**EXERCISE GOAL**
Each line below either holds the string "Élections" or doesn't. Count those that do and give only the number.

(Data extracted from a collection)
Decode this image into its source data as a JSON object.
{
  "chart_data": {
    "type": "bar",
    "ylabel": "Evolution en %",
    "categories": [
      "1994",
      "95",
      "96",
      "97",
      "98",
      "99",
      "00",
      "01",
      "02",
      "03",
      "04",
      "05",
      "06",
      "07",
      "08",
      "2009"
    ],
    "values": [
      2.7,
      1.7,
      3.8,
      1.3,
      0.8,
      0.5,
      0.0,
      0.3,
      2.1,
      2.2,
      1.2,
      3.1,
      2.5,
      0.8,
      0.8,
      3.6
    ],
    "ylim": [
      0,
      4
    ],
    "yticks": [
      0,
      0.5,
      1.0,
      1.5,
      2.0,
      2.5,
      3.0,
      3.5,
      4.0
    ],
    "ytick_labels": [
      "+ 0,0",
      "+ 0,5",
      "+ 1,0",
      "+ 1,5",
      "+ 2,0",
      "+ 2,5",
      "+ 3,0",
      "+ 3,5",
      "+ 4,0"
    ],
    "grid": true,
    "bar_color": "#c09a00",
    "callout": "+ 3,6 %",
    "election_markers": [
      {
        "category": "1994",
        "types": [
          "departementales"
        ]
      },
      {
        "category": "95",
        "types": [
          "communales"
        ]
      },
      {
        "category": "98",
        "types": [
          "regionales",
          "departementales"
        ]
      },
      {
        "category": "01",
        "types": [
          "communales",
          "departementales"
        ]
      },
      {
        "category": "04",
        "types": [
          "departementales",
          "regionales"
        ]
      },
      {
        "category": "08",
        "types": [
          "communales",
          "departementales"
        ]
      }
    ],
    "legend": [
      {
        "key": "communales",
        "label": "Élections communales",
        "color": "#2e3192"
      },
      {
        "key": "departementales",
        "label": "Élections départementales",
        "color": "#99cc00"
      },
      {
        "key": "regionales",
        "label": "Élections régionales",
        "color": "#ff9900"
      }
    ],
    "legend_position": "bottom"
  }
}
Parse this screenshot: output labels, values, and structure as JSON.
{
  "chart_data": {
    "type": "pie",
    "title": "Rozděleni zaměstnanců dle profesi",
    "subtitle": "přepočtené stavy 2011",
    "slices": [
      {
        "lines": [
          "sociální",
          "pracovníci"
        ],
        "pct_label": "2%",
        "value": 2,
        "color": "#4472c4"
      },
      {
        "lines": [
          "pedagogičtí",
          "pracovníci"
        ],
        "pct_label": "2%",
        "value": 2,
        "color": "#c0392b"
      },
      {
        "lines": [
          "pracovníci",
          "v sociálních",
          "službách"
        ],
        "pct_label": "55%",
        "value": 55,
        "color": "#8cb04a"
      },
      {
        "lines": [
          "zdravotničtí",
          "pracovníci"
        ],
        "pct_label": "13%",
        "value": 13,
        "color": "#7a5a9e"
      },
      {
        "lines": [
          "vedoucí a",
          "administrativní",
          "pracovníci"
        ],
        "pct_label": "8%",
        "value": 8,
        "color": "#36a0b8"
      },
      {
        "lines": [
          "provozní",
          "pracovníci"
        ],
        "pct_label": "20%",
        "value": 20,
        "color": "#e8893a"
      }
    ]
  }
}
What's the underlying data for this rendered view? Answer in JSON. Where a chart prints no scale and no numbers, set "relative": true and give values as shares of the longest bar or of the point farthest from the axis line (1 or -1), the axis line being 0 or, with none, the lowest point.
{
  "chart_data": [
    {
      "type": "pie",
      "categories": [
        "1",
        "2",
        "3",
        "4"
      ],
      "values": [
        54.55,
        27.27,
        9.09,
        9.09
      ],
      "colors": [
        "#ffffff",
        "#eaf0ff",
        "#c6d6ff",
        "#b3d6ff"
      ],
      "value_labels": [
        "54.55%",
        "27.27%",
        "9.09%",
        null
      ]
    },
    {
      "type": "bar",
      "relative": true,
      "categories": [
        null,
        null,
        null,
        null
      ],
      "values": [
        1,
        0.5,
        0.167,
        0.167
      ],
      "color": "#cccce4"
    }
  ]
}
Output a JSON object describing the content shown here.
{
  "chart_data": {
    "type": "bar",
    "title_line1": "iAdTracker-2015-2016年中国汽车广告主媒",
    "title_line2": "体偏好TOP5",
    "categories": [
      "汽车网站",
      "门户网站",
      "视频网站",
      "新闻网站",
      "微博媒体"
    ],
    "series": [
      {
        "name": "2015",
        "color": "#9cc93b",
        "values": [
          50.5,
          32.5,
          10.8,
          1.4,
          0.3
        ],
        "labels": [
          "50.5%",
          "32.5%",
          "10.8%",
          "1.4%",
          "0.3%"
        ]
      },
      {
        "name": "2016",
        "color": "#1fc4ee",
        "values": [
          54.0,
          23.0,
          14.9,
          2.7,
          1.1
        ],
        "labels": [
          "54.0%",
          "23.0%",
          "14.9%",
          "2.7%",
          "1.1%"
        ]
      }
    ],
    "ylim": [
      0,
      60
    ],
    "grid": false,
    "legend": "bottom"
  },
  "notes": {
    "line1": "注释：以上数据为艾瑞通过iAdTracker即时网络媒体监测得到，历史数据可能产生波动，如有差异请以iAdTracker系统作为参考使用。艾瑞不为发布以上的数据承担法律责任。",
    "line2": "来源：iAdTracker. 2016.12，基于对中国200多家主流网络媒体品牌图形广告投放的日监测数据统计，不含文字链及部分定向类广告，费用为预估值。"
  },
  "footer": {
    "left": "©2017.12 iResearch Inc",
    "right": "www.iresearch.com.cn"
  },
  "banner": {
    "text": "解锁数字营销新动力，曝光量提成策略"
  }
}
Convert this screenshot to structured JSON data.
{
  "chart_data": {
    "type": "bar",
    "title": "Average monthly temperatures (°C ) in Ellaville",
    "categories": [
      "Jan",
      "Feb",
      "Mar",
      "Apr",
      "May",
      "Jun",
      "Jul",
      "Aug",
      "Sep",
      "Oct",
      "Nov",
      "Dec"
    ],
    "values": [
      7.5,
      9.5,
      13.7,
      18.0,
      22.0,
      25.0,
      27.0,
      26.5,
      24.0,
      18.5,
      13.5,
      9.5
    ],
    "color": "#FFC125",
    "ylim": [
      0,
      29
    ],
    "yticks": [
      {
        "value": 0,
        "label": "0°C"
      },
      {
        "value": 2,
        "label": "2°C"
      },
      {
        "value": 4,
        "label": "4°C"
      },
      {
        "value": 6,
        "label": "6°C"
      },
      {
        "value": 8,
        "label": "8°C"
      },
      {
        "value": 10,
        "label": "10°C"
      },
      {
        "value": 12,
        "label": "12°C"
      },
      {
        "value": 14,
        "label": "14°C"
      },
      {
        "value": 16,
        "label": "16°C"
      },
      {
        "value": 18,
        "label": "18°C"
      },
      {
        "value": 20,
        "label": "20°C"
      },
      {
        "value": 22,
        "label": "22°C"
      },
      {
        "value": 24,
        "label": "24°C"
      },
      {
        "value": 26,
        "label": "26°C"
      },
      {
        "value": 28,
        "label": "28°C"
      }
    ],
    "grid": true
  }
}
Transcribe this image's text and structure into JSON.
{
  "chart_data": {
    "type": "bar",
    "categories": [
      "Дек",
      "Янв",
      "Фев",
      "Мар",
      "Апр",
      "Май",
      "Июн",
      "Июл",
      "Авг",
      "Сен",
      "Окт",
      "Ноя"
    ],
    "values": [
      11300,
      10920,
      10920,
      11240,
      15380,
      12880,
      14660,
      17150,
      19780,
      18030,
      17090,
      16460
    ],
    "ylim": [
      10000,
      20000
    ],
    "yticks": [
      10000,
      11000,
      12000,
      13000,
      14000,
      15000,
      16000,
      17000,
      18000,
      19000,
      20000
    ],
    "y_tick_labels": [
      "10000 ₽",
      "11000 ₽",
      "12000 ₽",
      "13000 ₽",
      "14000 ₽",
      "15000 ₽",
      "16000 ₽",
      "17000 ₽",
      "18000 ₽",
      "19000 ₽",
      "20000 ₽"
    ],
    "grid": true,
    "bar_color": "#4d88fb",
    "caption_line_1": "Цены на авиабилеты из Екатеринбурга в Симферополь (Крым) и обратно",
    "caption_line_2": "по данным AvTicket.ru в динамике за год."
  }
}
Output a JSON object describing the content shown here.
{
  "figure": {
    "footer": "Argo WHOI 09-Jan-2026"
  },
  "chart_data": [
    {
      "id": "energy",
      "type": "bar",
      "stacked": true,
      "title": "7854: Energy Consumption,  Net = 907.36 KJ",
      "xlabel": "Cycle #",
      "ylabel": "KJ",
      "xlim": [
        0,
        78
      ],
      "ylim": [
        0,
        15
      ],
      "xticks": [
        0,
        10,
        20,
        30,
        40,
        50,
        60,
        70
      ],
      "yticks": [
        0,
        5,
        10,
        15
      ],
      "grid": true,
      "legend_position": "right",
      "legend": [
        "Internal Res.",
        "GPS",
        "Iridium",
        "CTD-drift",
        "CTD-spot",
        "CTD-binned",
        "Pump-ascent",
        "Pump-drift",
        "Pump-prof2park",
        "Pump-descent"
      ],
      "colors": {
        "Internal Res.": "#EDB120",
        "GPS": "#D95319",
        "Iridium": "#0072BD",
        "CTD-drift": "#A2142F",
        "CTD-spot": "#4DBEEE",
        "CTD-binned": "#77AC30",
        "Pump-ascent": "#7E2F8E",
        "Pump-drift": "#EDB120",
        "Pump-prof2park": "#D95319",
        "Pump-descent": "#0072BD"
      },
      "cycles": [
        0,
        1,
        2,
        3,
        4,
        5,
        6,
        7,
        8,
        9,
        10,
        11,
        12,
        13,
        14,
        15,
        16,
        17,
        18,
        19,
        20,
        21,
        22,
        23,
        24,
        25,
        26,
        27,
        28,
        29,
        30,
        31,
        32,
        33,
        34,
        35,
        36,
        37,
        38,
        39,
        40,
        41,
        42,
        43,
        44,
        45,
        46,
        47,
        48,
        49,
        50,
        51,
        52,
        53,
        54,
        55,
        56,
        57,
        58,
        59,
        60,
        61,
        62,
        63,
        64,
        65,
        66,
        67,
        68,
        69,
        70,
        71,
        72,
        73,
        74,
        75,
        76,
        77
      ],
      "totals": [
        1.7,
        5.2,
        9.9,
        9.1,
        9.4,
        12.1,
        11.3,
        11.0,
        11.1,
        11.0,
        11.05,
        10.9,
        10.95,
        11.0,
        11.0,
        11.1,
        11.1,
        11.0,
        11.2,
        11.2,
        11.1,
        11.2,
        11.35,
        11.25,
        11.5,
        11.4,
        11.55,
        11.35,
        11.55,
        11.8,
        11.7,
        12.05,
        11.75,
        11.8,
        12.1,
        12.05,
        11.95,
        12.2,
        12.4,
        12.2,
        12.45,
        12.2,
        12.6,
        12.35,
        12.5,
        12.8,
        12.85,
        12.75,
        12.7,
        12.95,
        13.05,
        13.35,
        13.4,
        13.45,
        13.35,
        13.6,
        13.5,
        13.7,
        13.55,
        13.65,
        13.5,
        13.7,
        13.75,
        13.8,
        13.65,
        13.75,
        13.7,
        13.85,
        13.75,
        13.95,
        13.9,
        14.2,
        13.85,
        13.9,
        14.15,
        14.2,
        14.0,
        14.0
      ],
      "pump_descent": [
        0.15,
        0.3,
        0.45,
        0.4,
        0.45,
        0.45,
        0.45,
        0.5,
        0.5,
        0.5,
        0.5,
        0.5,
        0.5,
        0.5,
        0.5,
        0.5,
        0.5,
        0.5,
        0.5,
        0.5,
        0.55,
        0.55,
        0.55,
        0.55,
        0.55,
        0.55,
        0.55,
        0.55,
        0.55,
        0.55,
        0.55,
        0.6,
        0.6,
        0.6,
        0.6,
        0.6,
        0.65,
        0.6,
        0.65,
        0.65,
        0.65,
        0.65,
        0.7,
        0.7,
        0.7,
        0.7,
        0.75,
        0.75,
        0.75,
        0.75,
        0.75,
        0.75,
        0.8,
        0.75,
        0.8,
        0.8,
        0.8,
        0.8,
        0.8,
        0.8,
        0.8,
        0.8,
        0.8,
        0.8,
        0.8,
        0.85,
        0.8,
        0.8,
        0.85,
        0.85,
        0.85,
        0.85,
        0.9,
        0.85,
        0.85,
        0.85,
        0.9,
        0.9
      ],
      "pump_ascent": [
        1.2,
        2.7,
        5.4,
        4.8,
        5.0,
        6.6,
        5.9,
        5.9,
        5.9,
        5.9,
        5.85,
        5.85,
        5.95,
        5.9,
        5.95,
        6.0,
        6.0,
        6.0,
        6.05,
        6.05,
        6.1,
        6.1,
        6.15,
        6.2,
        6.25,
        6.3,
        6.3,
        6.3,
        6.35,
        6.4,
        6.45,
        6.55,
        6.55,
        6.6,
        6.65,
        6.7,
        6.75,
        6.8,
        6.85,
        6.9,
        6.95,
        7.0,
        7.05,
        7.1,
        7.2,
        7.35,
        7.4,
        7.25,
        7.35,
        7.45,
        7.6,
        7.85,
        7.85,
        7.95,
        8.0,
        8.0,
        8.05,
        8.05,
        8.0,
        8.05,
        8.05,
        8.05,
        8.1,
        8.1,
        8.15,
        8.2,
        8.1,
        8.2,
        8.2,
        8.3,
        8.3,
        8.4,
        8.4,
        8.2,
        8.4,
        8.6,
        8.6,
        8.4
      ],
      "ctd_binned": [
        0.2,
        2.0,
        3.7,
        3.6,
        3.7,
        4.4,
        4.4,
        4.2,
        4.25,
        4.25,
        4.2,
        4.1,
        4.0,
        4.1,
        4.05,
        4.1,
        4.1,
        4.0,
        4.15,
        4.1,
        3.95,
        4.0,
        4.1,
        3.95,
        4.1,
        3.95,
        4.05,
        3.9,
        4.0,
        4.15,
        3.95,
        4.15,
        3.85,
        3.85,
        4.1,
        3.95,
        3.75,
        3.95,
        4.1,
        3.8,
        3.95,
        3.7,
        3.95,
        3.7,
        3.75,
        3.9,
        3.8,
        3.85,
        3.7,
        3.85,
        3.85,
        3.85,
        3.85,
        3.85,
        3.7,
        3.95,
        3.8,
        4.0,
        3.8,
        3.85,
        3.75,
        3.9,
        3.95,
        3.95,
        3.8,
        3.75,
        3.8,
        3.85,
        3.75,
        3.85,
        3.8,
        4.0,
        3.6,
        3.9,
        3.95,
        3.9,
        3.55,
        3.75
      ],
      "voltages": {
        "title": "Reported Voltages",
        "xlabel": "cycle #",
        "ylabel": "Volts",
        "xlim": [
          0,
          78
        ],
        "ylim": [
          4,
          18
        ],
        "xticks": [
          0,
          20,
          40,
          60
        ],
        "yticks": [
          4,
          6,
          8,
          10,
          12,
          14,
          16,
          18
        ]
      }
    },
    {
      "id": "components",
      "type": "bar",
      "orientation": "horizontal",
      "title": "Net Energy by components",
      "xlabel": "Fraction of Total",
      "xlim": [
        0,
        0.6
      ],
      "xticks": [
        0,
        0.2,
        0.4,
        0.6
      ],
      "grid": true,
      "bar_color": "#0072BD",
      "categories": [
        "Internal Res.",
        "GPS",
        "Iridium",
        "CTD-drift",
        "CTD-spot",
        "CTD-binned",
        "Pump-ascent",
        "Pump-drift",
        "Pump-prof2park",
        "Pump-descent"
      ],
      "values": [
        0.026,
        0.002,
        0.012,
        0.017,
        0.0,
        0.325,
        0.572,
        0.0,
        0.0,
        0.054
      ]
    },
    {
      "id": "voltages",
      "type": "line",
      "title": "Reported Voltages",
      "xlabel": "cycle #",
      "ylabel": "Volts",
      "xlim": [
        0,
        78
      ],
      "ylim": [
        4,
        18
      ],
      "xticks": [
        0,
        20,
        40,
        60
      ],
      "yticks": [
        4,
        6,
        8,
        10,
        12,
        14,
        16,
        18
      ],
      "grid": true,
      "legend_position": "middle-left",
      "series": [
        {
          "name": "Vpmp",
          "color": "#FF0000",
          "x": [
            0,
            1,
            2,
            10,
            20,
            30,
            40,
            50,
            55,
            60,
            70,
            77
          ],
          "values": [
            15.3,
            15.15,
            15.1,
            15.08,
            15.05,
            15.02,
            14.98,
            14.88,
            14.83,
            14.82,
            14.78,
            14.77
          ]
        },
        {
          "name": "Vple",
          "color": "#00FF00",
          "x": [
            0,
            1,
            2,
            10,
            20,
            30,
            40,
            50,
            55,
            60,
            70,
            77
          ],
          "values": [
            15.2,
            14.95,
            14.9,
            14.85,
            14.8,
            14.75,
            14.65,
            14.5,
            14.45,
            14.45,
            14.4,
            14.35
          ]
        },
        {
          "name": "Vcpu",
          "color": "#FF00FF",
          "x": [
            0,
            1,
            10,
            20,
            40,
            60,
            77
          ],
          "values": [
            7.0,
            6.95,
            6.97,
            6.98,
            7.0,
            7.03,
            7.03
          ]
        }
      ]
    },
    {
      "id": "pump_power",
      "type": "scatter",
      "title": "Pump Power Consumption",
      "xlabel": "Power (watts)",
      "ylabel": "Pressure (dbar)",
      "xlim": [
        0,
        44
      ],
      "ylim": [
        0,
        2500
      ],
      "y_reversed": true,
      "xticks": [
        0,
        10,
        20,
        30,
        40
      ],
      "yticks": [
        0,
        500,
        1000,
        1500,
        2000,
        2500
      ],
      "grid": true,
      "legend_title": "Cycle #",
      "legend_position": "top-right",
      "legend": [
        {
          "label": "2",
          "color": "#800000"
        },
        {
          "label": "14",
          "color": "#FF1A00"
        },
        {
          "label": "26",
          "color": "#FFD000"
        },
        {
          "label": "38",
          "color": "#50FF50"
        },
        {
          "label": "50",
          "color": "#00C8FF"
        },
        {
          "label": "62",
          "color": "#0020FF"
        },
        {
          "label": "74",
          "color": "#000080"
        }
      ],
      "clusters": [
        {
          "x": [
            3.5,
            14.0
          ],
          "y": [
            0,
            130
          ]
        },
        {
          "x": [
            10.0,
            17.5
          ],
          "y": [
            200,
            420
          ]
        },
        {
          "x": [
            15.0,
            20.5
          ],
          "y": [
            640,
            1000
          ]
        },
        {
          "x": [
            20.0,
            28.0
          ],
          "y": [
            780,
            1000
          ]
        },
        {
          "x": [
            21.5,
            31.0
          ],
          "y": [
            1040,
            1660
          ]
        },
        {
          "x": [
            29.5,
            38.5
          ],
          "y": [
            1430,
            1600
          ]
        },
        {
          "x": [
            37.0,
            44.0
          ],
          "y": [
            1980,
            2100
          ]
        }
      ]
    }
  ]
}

**EXERCISE SOLUTION**
3